Extracted records —
[Start]

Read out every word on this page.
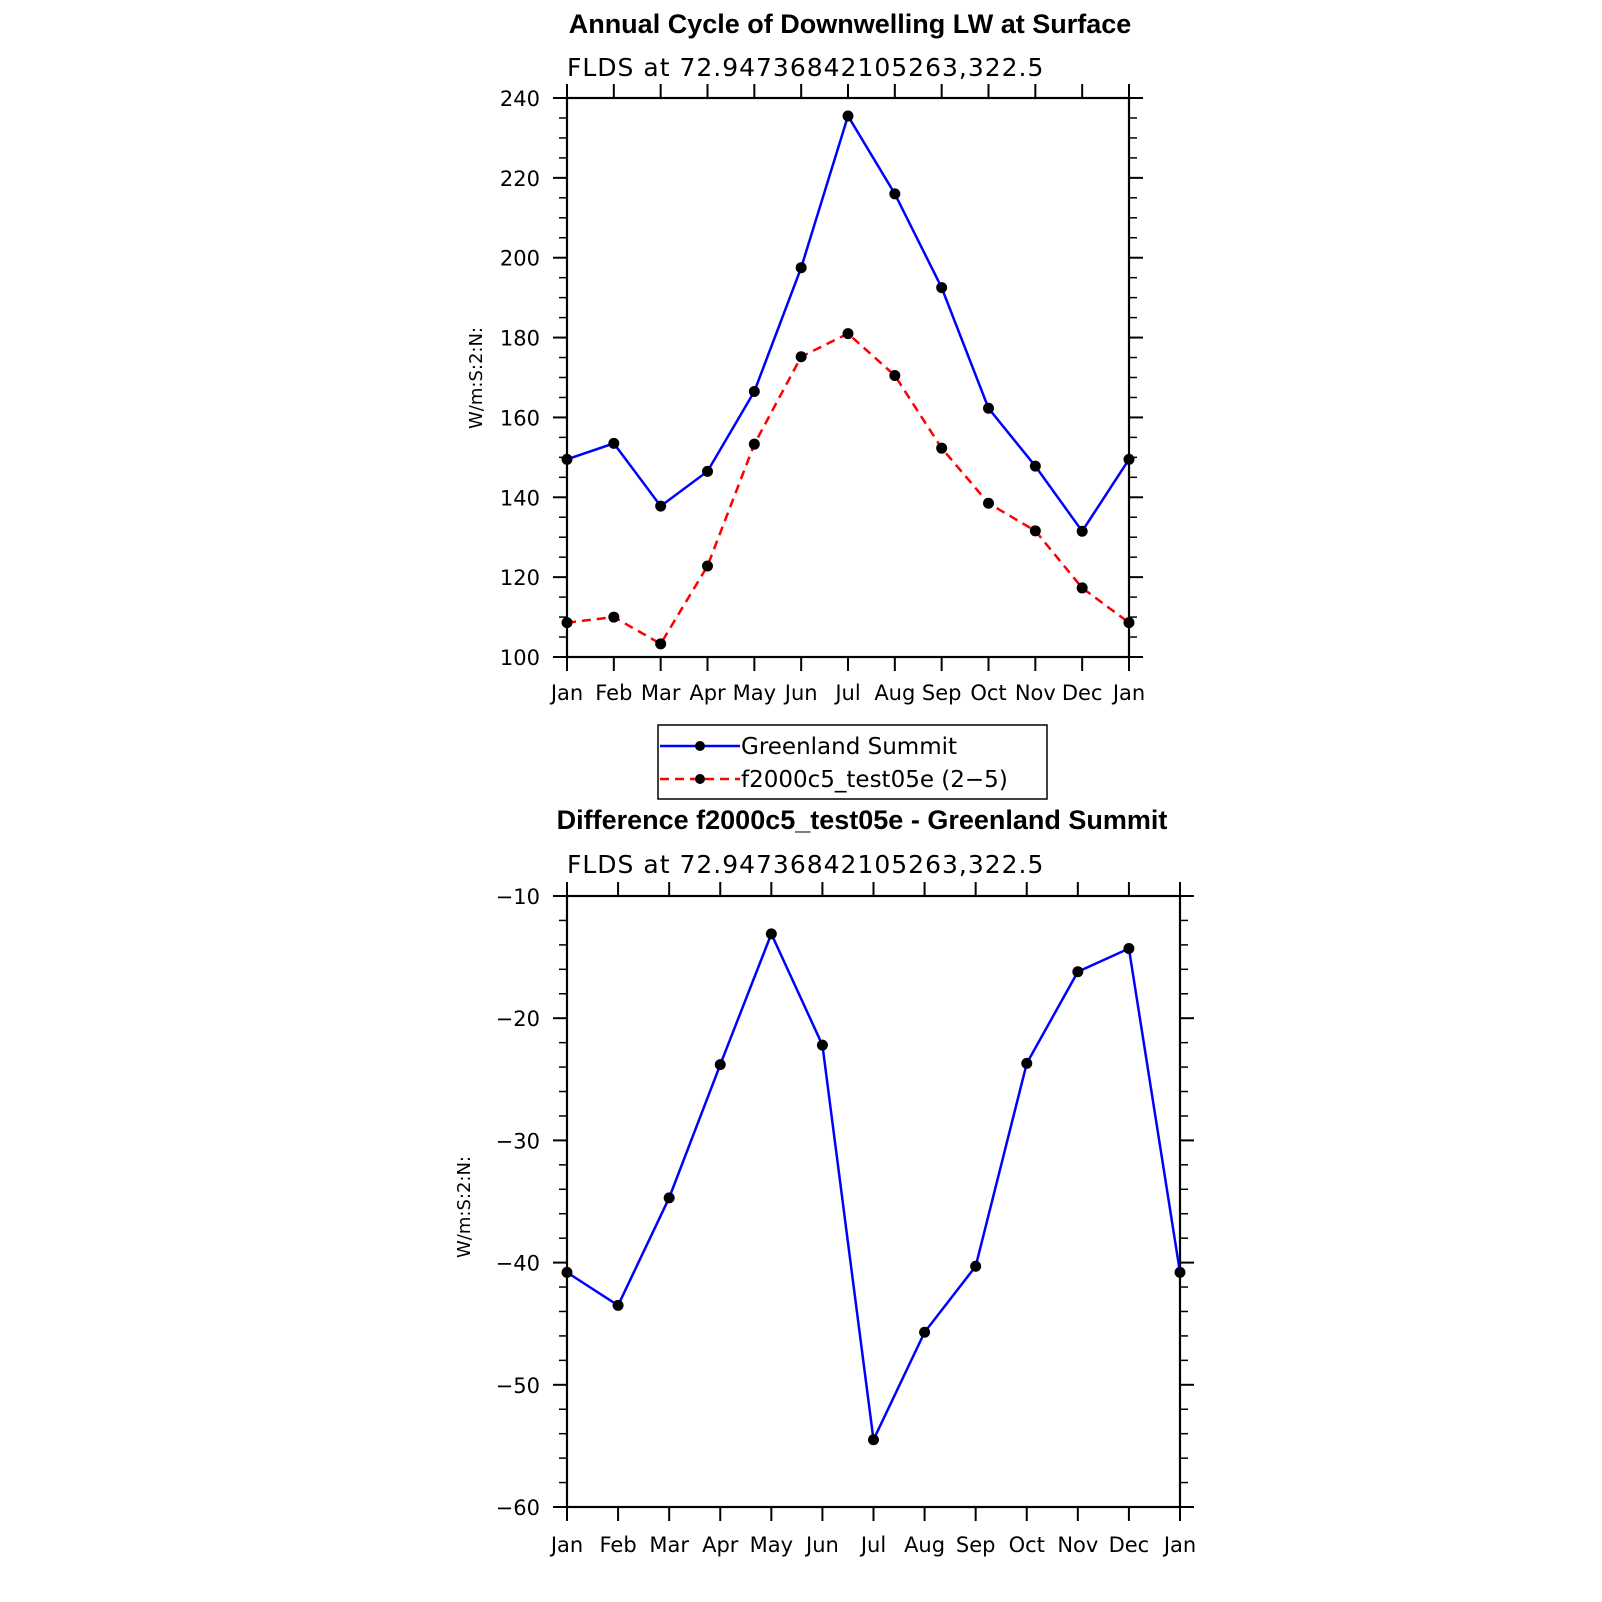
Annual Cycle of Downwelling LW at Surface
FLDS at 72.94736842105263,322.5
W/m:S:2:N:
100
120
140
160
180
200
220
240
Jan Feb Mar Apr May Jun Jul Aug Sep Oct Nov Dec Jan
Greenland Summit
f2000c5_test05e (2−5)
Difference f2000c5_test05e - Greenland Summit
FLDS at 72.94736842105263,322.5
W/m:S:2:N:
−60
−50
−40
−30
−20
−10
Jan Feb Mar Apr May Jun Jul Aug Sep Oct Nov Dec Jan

[End]
[Start]

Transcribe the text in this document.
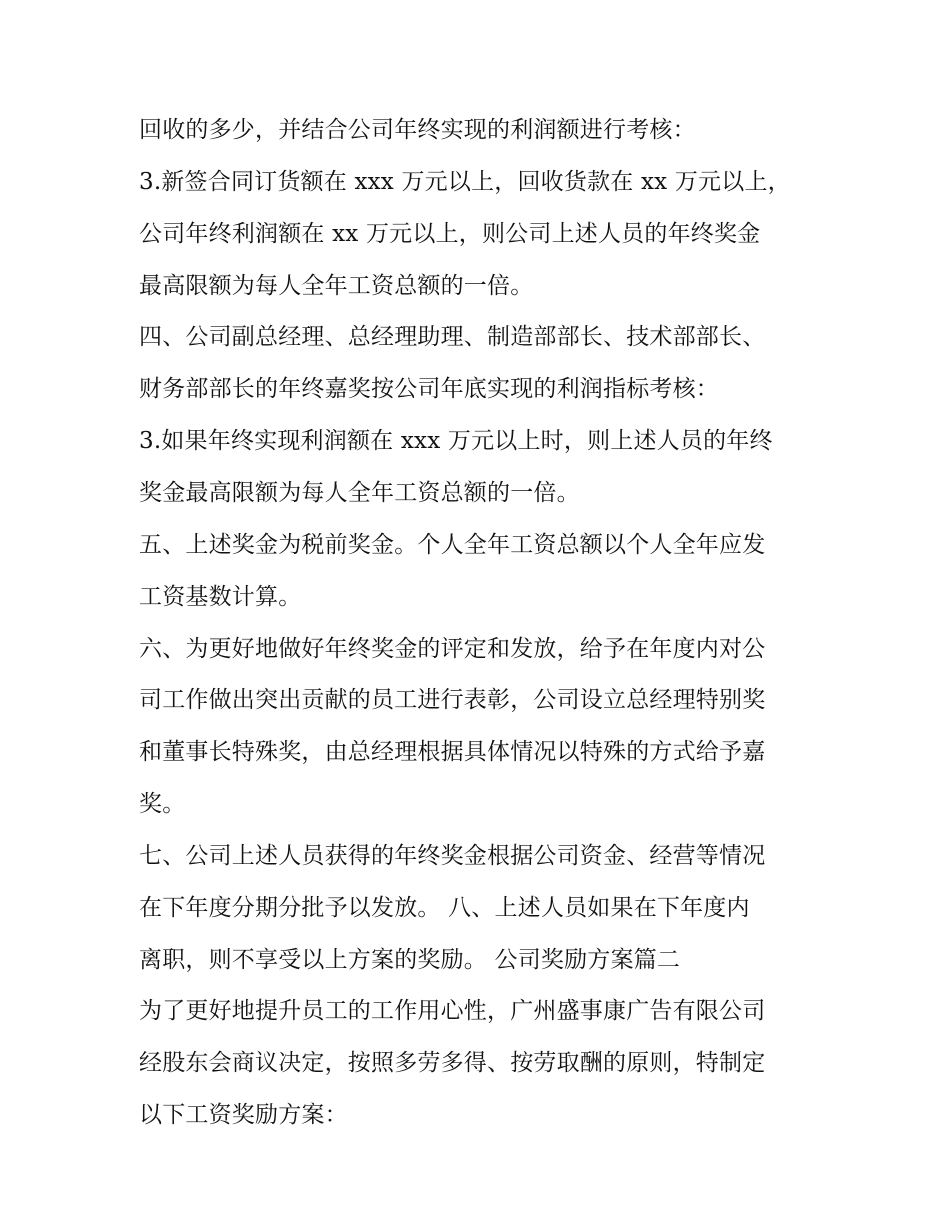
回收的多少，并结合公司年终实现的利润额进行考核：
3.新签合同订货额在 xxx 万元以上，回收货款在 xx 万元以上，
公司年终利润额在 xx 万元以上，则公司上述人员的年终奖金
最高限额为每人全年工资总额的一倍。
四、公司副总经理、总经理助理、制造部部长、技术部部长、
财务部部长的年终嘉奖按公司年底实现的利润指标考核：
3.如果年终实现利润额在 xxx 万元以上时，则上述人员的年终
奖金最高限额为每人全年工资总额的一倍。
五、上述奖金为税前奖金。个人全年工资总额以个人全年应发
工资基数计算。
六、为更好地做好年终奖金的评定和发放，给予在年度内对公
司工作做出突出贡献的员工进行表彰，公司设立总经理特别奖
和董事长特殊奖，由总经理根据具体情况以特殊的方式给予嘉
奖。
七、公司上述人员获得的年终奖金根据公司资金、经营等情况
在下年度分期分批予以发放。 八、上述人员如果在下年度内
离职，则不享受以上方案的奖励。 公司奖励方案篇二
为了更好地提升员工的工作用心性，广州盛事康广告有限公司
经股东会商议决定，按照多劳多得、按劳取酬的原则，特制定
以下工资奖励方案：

[End]

To be done — Report only the count of lines that include the string "this".

Solution to the problem — 2